Challenge: Without the pictures, give the entries below again exactly as written.

Exercise data:
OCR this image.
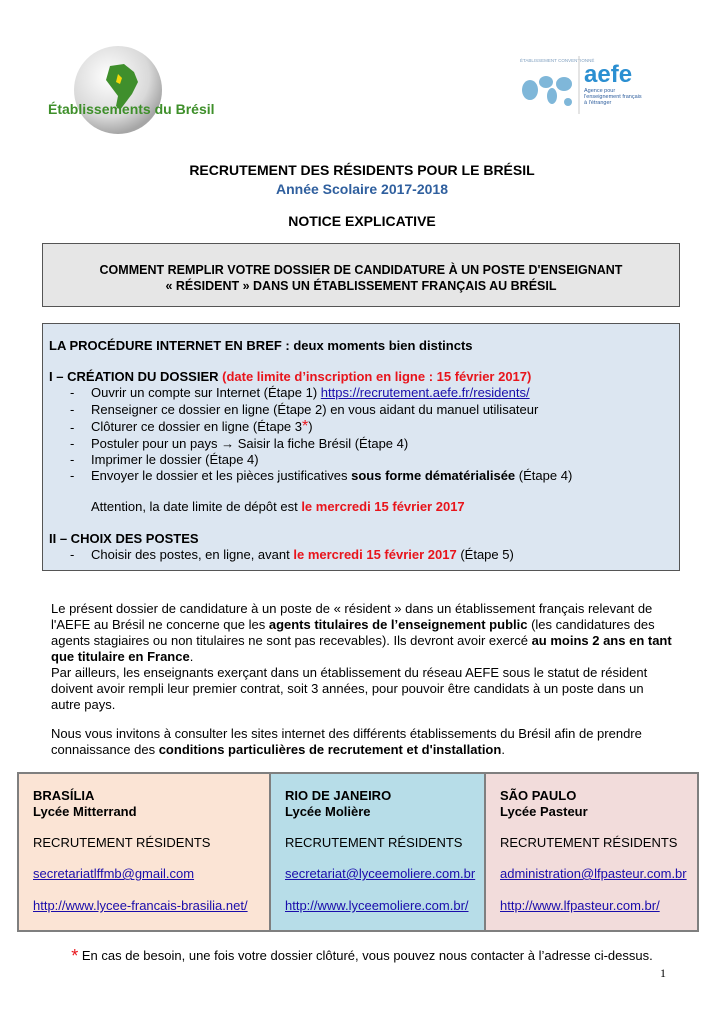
Établissements du Brésil
ÉTABLISSEMENT CONVENTIONNÉ
aefe
Agence pour
l'enseignement français
à l'étranger
RECRUTEMENT DES RÉSIDENTS POUR LE BRÉSIL
Année Scolaire 2017-2018
NOTICE EXPLICATIVE
COMMENT REMPLIR VOTRE DOSSIER DE CANDIDATURE À UN POSTE D'ENSEIGNANT
« RÉSIDENT » DANS UN ÉTABLISSEMENT FRANÇAIS AU BRÉSIL
LA PROCÉDURE INTERNET EN BREF : deux moments bien distincts
I – CRÉATION DU DOSSIER (date limite d’inscription en ligne : 15 février 2017)
- Ouvrir un compte sur Internet (Étape 1) https://recrutement.aefe.fr/residents/
- Renseigner ce dossier en ligne (Étape 2) en vous aidant du manuel utilisateur
- Clôturer ce dossier en ligne (Étape 3*)
- Postuler pour un pays → Saisir la fiche Brésil (Étape 4)
- Imprimer le dossier (Étape 4)
- Envoyer le dossier et les pièces justificatives sous forme dématérialisée (Étape 4)
Attention, la date limite de dépôt est le mercredi 15 février 2017
II – CHOIX DES POSTES
- Choisir des postes, en ligne, avant le mercredi 15 février 2017 (Étape 5)
Le présent dossier de candidature à un poste de « résident » dans un établissement français relevant de l'AEFE au Brésil ne concerne que les agents titulaires de l’enseignement public (les candidatures des agents stagiaires ou non titulaires ne sont pas recevables). Ils devront avoir exercé au moins 2 ans en tant que titulaire en France.
Par ailleurs, les enseignants exerçant dans un établissement du réseau AEFE sous le statut de résident doivent avoir rempli leur premier contrat, soit 3 années, pour pouvoir être candidats à un poste dans un autre pays.
Nous vous invitons à consulter les sites internet des différents établissements du Brésil afin de prendre connaissance des conditions particulières de recrutement et d'installation.
BRASÍLIA
Lycée Mitterrand
RECRUTEMENT RÉSIDENTS
secretariatlffmb@gmail.com
http://www.lycee-francais-brasilia.net/
RIO DE JANEIRO
Lycée Molière
RECRUTEMENT RÉSIDENTS
secretariat@lyceemoliere.com.br
http://www.lyceemoliere.com.br/
SÃO PAULO
Lycée Pasteur
RECRUTEMENT RÉSIDENTS
administration@lfpasteur.com.br
http://www.lfpasteur.com.br/
* En cas de besoin, une fois votre dossier clôturé, vous pouvez nous contacter à l’adresse ci-dessus.
1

Written reply:
OCR this image.
Établissements du Brésil
ÉTABLISSEMENT CONVENTIONNÉ
aefe
Agence pour
l'enseignement français
à l'étranger
RECRUTEMENT DES RÉSIDENTS POUR LE BRÉSIL
Année Scolaire 2017-2018
NOTICE EXPLICATIVE
COMMENT REMPLIR VOTRE DOSSIER DE CANDIDATURE À UN POSTE D'ENSEIGNANT
« RÉSIDENT » DANS UN ÉTABLISSEMENT FRANÇAIS AU BRÉSIL
LA PROCÉDURE INTERNET EN BREF : deux moments bien distincts
I – CRÉATION DU DOSSIER (date limite d’inscription en ligne : 15 février 2017)
- Ouvrir un compte sur Internet (Étape 1) https://recrutement.aefe.fr/residents/
- Renseigner ce dossier en ligne (Étape 2) en vous aidant du manuel utilisateur
- Clôturer ce dossier en ligne (Étape 3*)
- Postuler pour un pays → Saisir la fiche Brésil (Étape 4)
- Imprimer le dossier (Étape 4)
- Envoyer le dossier et les pièces justificatives sous forme dématérialisée (Étape 4)
Attention, la date limite de dépôt est le mercredi 15 février 2017
II – CHOIX DES POSTES
- Choisir des postes, en ligne, avant le mercredi 15 février 2017 (Étape 5)
Le présent dossier de candidature à un poste de « résident » dans un établissement français relevant de l'AEFE au Brésil ne concerne que les agents titulaires de l’enseignement public (les candidatures des agents stagiaires ou non titulaires ne sont pas recevables). Ils devront avoir exercé au moins 2 ans en tant que titulaire en France.
Par ailleurs, les enseignants exerçant dans un établissement du réseau AEFE sous le statut de résident doivent avoir rempli leur premier contrat, soit 3 années, pour pouvoir être candidats à un poste dans un autre pays.
Nous vous invitons à consulter les sites internet des différents établissements du Brésil afin de prendre connaissance des conditions particulières de recrutement et d'installation.
BRASÍLIA
Lycée Mitterrand
RECRUTEMENT RÉSIDENTS
secretariatlffmb@gmail.com
http://www.lycee-francais-brasilia.net/
RIO DE JANEIRO
Lycée Molière
RECRUTEMENT RÉSIDENTS
secretariat@lyceemoliere.com.br
http://www.lyceemoliere.com.br/
SÃO PAULO
Lycée Pasteur
RECRUTEMENT RÉSIDENTS
administration@lfpasteur.com.br
http://www.lfpasteur.com.br/
* En cas de besoin, une fois votre dossier clôturé, vous pouvez nous contacter à l’adresse ci-dessus.
1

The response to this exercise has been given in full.